>> BEGIN RECORDS SUPPLIED

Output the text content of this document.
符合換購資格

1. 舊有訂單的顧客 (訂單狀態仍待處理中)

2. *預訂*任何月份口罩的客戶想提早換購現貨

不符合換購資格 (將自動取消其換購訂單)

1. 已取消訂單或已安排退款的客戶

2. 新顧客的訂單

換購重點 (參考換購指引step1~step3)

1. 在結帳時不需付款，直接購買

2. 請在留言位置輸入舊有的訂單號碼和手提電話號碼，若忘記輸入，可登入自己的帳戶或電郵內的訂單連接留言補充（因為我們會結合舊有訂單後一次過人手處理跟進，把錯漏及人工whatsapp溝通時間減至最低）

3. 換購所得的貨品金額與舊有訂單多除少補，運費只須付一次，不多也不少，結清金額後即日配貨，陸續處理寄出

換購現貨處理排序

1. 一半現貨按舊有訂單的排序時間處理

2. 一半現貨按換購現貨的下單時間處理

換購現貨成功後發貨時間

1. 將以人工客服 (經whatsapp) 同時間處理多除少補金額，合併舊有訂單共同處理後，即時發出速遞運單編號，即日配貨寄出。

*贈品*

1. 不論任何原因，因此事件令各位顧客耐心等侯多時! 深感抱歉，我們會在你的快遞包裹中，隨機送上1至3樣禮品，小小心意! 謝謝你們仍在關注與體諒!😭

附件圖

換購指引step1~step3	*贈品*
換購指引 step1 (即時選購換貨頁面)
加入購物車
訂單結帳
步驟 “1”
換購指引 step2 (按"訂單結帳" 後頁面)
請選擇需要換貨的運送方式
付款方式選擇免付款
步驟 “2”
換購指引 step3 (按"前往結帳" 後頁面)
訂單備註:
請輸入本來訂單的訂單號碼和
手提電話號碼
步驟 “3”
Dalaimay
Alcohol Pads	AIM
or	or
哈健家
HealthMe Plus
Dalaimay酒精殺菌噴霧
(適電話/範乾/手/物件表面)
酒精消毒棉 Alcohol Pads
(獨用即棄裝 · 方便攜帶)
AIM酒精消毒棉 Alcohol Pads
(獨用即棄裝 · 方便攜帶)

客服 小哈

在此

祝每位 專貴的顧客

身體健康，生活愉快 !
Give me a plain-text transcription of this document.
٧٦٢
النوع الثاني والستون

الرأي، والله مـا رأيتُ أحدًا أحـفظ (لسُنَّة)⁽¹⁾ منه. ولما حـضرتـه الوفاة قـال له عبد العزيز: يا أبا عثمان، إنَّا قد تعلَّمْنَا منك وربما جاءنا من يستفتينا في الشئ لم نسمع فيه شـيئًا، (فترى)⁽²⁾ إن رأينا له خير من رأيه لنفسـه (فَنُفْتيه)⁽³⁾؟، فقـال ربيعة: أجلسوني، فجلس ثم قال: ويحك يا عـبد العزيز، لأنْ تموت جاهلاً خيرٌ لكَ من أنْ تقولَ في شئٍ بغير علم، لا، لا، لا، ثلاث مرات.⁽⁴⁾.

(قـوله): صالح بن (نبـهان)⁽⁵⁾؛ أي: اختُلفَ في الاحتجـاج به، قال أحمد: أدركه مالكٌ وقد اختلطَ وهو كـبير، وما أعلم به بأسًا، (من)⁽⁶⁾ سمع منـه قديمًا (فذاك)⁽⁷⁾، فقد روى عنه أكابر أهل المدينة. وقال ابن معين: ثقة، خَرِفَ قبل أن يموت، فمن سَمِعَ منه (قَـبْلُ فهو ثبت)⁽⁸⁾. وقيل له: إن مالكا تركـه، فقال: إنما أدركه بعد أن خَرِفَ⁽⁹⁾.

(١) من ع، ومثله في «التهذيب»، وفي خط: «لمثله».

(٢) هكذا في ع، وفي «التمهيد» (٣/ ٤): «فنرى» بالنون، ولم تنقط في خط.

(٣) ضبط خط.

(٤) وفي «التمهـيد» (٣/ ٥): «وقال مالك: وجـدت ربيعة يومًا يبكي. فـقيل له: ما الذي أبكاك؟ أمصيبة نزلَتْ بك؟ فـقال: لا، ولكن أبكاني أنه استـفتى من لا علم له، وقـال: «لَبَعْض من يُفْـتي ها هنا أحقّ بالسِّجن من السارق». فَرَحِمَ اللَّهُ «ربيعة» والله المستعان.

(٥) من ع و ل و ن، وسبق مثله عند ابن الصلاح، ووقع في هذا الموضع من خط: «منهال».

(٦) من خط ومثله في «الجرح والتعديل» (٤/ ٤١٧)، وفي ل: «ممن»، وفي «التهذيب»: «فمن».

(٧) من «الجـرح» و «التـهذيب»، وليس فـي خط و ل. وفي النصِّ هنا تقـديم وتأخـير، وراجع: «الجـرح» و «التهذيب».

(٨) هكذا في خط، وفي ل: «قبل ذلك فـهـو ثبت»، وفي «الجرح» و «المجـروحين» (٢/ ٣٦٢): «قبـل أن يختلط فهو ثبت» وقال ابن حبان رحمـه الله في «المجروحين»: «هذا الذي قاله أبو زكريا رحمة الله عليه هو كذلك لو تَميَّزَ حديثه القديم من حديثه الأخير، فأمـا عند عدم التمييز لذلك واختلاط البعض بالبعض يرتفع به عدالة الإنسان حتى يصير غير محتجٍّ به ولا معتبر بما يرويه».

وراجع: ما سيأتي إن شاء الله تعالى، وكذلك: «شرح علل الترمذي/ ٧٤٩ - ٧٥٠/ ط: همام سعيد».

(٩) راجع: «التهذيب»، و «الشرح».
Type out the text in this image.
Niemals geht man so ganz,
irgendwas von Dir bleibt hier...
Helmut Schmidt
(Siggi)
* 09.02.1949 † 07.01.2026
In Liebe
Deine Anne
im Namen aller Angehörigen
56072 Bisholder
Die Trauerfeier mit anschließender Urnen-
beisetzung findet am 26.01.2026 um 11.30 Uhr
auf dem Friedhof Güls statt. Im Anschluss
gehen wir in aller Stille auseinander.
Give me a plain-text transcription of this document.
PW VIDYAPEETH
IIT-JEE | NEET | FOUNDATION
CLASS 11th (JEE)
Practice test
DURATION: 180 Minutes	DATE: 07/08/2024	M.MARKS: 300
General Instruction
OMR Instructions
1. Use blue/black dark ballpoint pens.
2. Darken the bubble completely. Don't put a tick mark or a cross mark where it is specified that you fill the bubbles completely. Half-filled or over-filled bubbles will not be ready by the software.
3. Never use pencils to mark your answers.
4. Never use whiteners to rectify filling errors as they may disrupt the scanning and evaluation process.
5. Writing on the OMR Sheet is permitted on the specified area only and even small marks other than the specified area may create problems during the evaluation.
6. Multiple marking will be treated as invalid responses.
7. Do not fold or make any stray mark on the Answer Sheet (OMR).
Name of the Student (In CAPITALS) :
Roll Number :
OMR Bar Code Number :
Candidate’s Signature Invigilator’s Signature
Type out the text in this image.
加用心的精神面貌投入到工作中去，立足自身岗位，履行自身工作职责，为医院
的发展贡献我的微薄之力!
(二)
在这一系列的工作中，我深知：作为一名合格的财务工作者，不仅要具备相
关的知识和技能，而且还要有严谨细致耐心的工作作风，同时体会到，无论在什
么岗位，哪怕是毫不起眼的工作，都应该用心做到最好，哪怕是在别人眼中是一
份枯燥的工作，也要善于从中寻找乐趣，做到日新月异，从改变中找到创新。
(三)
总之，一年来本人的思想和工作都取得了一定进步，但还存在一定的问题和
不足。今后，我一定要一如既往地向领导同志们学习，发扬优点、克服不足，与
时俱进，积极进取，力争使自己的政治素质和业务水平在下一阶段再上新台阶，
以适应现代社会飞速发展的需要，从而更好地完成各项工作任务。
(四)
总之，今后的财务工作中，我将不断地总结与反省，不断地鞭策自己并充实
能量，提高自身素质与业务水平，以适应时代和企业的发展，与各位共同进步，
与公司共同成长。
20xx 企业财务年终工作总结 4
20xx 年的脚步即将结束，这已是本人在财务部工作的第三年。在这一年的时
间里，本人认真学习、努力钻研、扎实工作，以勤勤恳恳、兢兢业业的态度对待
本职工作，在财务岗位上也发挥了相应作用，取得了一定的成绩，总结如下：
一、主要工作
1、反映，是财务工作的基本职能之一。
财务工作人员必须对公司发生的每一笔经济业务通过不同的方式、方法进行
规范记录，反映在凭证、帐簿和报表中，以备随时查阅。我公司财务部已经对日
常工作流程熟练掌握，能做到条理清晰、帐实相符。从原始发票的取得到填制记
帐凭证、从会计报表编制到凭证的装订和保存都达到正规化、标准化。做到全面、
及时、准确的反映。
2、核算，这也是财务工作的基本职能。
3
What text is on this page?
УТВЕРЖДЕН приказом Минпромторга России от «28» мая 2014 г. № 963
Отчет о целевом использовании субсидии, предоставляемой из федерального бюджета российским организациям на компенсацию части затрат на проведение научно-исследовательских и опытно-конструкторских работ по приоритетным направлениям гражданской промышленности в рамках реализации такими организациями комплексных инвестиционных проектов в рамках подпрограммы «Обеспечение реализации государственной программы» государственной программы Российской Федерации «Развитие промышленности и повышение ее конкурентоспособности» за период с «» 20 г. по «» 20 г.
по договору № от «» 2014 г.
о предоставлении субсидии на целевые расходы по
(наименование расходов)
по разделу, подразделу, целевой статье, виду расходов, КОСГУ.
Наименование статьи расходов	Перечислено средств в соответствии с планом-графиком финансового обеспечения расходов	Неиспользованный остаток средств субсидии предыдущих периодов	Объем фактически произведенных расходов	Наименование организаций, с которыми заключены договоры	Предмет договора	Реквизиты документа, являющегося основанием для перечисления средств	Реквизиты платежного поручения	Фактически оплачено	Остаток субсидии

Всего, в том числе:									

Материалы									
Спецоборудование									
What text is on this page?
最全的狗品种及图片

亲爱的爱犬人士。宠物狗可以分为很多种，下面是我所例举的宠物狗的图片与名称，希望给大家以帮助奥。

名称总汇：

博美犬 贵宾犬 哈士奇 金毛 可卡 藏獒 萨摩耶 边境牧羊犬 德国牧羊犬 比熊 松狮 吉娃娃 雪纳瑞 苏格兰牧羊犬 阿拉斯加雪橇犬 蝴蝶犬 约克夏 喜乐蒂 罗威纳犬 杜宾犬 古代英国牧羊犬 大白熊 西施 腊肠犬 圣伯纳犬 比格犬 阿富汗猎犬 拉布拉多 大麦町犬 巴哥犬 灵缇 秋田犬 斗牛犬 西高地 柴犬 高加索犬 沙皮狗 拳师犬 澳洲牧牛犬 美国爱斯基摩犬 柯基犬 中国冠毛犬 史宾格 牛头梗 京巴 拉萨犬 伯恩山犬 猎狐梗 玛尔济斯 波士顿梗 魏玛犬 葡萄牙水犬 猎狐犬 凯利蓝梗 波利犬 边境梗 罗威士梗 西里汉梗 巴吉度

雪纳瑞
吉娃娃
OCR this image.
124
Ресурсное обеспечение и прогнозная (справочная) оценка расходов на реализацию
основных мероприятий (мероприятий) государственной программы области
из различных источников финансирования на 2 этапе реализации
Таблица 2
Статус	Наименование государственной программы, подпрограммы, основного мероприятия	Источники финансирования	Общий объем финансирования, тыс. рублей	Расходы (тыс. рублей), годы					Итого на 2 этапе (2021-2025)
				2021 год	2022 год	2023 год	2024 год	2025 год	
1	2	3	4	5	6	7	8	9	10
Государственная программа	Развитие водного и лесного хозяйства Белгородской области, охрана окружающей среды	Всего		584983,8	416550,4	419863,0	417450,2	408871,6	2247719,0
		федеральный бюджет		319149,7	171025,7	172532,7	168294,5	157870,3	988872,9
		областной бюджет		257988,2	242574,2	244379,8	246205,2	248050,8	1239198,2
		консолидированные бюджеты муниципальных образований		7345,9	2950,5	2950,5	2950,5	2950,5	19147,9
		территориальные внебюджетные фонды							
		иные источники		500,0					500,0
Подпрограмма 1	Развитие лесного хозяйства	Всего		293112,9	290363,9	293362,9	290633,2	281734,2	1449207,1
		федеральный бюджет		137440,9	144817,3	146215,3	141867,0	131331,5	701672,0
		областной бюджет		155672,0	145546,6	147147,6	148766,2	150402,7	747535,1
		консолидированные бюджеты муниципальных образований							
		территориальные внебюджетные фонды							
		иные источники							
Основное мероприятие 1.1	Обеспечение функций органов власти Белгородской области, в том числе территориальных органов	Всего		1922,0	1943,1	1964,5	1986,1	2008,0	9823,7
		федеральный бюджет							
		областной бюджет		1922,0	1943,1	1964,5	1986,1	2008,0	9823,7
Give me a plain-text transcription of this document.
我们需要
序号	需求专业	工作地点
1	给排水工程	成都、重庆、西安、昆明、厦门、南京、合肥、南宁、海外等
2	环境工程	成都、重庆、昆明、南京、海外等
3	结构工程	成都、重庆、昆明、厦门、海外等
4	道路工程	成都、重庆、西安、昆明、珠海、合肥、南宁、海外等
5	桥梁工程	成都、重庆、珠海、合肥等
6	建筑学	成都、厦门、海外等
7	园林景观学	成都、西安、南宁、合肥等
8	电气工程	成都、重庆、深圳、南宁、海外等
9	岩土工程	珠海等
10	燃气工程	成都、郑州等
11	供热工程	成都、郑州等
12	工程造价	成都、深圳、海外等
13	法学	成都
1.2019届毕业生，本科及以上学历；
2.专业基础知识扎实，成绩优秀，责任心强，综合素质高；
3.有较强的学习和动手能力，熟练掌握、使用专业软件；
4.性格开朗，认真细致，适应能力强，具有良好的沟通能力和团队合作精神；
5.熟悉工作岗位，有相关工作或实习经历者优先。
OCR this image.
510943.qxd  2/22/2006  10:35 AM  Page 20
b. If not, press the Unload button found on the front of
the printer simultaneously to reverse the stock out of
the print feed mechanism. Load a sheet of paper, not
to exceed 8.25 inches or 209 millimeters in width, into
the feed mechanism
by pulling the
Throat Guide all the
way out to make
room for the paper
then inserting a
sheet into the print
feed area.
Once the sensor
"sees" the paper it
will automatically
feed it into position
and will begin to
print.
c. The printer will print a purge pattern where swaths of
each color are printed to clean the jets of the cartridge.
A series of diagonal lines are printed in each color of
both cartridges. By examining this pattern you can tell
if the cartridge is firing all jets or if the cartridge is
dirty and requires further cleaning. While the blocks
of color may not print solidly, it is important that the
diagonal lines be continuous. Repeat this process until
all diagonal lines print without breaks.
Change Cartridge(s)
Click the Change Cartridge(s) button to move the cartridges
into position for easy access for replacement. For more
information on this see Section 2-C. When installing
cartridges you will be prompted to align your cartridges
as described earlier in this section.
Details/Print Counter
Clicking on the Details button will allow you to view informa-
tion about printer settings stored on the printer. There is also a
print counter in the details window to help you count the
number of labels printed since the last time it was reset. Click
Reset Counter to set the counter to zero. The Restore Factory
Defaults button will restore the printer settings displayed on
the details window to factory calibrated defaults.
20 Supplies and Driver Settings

>> END RECORDS SUPPLIED

• [THE REQUEST] Pull every line containing "Change" out of the records.

• [ANSWER TO THIS TASK]
Change Cartridge(s)
Click the Change Cartridge(s) button to move the cartridges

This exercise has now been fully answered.